### Provided entries
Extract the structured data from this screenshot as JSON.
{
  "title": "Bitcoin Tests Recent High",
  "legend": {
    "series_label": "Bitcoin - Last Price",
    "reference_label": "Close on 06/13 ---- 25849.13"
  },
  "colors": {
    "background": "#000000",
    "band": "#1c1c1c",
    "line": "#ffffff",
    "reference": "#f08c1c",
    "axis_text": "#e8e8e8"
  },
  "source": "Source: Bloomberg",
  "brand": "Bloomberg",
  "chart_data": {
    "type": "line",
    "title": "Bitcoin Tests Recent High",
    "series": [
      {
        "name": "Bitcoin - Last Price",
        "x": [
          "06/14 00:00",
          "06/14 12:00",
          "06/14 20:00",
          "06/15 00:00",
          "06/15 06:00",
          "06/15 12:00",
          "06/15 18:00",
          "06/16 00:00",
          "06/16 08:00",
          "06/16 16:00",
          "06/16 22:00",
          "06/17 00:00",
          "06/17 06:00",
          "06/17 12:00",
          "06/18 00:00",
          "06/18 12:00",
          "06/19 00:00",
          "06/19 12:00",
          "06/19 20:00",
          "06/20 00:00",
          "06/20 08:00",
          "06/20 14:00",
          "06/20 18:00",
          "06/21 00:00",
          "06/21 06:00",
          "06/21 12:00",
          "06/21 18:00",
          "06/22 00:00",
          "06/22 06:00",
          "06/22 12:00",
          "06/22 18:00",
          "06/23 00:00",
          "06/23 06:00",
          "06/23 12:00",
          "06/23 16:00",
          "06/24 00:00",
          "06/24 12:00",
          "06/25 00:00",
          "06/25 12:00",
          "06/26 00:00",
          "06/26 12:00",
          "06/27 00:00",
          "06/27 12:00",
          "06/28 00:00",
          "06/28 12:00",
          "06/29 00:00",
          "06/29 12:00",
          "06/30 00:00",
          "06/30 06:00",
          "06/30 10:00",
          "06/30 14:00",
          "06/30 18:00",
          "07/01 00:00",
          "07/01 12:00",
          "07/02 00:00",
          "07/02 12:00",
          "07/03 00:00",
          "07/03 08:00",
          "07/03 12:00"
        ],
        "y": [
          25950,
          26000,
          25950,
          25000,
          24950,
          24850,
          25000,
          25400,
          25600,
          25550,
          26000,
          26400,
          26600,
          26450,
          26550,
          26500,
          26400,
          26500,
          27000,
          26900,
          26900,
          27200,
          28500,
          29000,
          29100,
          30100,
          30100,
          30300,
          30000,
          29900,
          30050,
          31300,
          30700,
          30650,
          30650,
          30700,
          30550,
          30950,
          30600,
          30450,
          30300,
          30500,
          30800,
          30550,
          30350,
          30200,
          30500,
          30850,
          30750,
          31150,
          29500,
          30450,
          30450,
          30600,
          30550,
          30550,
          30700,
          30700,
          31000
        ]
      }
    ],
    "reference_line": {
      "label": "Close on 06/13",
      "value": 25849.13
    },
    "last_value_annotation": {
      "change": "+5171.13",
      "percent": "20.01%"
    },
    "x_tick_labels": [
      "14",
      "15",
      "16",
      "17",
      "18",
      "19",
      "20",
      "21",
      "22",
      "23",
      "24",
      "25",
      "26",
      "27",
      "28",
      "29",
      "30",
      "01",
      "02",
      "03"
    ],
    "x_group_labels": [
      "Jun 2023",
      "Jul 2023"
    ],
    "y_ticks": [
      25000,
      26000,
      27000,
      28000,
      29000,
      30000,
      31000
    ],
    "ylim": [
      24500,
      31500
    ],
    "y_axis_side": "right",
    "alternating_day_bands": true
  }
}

### Instructions for the task
All records above must be set down exactly, please.

### Answer to the problem
Extract the structured data from this screenshot as JSON.
{
  "title": "Bitcoin Tests Recent High",
  "legend": {
    "series_label": "Bitcoin - Last Price",
    "reference_label": "Close on 06/13 ---- 25849.13"
  },
  "colors": {
    "background": "#000000",
    "band": "#1c1c1c",
    "line": "#ffffff",
    "reference": "#f08c1c",
    "axis_text": "#e8e8e8"
  },
  "source": "Source: Bloomberg",
  "brand": "Bloomberg",
  "chart_data": {
    "type": "line",
    "title": "Bitcoin Tests Recent High",
    "series": [
      {
        "name": "Bitcoin - Last Price",
        "x": [
          "06/14 00:00",
          "06/14 12:00",
          "06/14 20:00",
          "06/15 00:00",
          "06/15 06:00",
          "06/15 12:00",
          "06/15 18:00",
          "06/16 00:00",
          "06/16 08:00",
          "06/16 16:00",
          "06/16 22:00",
          "06/17 00:00",
          "06/17 06:00",
          "06/17 12:00",
          "06/18 00:00",
          "06/18 12:00",
          "06/19 00:00",
          "06/19 12:00",
          "06/19 20:00",
          "06/20 00:00",
          "06/20 08:00",
          "06/20 14:00",
          "06/20 18:00",
          "06/21 00:00",
          "06/21 06:00",
          "06/21 12:00",
          "06/21 18:00",
          "06/22 00:00",
          "06/22 06:00",
          "06/22 12:00",
          "06/22 18:00",
          "06/23 00:00",
          "06/23 06:00",
          "06/23 12:00",
          "06/23 16:00",
          "06/24 00:00",
          "06/24 12:00",
          "06/25 00:00",
          "06/25 12:00",
          "06/26 00:00",
          "06/26 12:00",
          "06/27 00:00",
          "06/27 12:00",
          "06/28 00:00",
          "06/28 12:00",
          "06/29 00:00",
          "06/29 12:00",
          "06/30 00:00",
          "06/30 06:00",
          "06/30 10:00",
          "06/30 14:00",
          "06/30 18:00",
          "07/01 00:00",
          "07/01 12:00",
          "07/02 00:00",
          "07/02 12:00",
          "07/03 00:00",
          "07/03 08:00",
          "07/03 12:00"
        ],
        "y": [
          25950,
          26000,
          25950,
          25000,
          24950,
          24850,
          25000,
          25400,
          25600,
          25550,
          26000,
          26400,
          26600,
          26450,
          26550,
          26500,
          26400,
          26500,
          27000,
          26900,
          26900,
          27200,
          28500,
          29000,
          29100,
          30100,
          30100,
          30300,
          30000,
          29900,
          30050,
          31300,
          30700,
          30650,
          30650,
          30700,
          30550,
          30950,
          30600,
          30450,
          30300,
          30500,
          30800,
          30550,
          30350,
          30200,
          30500,
          30850,
          30750,
          31150,
          29500,
          30450,
          30450,
          30600,
          30550,
          30550,
          30700,
          30700,
          31000
        ]
      }
    ],
    "reference_line": {
      "label": "Close on 06/13",
      "value": 25849.13
    },
    "last_value_annotation": {
      "change": "+5171.13",
      "percent": "20.01%"
    },
    "x_tick_labels": [
      "14",
      "15",
      "16",
      "17",
      "18",
      "19",
      "20",
      "21",
      "22",
      "23",
      "24",
      "25",
      "26",
      "27",
      "28",
      "29",
      "30",
      "01",
      "02",
      "03"
    ],
    "x_group_labels": [
      "Jun 2023",
      "Jul 2023"
    ],
    "y_ticks": [
      25000,
      26000,
      27000,
      28000,
      29000,
      30000,
      31000
    ],
    "ylim": [
      24500,
      31500
    ],
    "y_axis_side": "right",
    "alternating_day_bands": true
  }
}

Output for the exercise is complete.